- DESCRIPTION OF THE TASK -
For every line in the data below that contains "Help", copy the line.

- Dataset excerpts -
--- START ---
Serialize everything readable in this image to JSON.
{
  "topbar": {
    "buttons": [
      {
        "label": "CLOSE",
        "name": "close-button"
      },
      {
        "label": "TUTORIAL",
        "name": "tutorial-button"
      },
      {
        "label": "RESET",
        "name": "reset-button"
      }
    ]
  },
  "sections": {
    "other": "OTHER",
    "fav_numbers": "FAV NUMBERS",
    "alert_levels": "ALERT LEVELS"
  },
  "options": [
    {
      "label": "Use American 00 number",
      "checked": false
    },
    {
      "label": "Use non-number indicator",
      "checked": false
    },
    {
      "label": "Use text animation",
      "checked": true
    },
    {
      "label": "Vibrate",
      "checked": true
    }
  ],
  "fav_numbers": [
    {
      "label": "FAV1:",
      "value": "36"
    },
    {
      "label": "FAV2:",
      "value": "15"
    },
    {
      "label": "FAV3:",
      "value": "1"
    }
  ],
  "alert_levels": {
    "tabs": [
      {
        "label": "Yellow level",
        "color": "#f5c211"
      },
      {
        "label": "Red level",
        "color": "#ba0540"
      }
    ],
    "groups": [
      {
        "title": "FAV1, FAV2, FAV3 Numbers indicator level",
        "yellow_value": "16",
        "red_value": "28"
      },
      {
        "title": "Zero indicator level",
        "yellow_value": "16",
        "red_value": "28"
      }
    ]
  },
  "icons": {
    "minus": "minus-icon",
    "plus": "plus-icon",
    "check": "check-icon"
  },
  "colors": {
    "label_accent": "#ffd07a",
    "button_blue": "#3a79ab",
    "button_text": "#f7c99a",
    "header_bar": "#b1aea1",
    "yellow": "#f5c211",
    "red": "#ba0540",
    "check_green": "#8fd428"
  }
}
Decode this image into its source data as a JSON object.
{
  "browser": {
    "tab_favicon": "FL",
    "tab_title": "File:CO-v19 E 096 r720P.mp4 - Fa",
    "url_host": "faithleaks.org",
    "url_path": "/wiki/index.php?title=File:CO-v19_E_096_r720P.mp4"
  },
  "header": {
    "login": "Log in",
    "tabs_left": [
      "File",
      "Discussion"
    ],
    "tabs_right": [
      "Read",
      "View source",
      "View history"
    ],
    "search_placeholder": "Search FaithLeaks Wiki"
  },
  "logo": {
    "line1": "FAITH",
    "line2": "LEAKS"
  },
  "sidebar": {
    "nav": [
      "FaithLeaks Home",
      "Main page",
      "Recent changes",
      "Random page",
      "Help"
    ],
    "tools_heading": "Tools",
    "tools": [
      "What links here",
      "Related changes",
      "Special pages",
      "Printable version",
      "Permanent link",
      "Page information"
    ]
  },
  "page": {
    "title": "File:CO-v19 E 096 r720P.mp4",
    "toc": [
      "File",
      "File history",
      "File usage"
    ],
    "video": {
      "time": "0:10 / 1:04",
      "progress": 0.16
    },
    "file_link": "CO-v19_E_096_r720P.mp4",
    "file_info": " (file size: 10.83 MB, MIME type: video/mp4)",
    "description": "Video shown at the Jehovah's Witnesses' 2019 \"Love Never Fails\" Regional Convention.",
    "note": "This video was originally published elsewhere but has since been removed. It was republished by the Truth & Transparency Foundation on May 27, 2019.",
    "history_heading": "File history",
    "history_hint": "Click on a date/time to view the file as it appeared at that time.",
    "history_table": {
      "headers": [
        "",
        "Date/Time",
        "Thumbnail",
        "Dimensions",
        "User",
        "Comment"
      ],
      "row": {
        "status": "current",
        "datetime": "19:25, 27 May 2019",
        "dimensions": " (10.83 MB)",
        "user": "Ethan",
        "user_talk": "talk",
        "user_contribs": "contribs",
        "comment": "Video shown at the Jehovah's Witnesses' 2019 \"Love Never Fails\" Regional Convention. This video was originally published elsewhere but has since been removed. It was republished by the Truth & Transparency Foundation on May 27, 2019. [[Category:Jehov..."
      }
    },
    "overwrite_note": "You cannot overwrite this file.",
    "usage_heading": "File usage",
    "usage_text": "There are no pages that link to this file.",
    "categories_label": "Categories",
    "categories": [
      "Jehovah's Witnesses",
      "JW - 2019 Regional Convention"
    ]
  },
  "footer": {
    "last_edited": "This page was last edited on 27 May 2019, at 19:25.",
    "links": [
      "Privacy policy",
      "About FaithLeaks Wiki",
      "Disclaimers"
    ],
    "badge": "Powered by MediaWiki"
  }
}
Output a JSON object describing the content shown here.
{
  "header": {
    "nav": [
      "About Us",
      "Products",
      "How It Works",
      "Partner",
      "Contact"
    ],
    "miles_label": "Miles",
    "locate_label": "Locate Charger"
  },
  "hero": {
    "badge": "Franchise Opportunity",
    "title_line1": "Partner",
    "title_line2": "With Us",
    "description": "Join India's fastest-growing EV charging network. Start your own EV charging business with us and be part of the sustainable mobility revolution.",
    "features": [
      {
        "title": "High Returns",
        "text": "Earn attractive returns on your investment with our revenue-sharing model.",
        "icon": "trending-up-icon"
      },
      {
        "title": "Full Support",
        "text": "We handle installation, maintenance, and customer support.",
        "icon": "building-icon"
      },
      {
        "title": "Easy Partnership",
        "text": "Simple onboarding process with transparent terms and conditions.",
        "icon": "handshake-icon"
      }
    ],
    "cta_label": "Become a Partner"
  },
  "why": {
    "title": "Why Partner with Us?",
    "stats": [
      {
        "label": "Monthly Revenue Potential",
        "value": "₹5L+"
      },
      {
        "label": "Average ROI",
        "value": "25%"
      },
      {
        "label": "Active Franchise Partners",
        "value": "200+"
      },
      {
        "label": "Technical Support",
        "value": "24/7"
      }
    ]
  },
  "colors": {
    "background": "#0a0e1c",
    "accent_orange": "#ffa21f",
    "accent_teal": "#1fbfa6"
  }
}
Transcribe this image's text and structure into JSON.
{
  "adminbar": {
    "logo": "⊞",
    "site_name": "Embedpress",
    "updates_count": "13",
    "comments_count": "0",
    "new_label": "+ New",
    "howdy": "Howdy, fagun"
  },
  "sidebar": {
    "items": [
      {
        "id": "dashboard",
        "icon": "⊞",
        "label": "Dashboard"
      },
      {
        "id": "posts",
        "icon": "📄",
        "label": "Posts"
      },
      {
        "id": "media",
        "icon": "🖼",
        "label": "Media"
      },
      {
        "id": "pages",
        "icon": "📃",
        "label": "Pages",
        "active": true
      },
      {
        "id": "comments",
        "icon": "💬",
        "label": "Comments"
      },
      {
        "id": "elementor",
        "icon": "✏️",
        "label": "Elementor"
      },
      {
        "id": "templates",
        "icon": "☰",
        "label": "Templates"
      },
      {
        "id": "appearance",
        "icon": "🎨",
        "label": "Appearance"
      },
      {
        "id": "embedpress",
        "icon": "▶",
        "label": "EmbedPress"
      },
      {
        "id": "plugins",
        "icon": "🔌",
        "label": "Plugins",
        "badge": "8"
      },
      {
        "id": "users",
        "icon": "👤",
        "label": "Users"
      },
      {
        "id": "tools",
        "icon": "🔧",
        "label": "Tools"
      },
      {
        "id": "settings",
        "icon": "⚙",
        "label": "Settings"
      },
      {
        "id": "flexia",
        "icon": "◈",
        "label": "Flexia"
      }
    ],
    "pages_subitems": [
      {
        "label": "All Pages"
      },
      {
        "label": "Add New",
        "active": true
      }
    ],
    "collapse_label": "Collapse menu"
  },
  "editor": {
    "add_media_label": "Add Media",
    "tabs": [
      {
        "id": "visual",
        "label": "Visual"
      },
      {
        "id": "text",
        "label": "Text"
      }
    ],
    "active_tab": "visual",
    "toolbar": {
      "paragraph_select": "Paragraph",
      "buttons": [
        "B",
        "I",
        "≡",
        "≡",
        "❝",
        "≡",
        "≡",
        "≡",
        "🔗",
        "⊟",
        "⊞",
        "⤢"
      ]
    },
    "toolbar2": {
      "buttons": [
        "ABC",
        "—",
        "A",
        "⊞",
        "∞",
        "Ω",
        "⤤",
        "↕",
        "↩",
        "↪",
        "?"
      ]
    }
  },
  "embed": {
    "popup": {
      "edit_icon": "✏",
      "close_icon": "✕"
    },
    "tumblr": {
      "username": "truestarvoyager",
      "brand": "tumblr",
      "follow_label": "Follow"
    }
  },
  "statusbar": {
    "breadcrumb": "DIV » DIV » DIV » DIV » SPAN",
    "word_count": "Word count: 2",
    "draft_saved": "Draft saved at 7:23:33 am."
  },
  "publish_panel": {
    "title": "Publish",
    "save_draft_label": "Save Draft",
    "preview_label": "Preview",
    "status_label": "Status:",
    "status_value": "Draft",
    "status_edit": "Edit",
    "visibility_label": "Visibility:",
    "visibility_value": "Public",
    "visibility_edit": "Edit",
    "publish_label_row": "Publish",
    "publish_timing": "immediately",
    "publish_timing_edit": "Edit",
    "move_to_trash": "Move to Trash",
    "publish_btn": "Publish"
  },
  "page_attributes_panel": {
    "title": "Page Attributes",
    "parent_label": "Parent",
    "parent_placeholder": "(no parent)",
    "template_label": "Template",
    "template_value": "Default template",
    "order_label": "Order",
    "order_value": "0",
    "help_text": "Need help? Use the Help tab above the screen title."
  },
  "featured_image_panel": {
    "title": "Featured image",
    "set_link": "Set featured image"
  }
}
--- END ---
- OUTPUT OF THE EXERCISE -
      "Help"
    "help_text": "Need help? Use the Help tab above the screen title."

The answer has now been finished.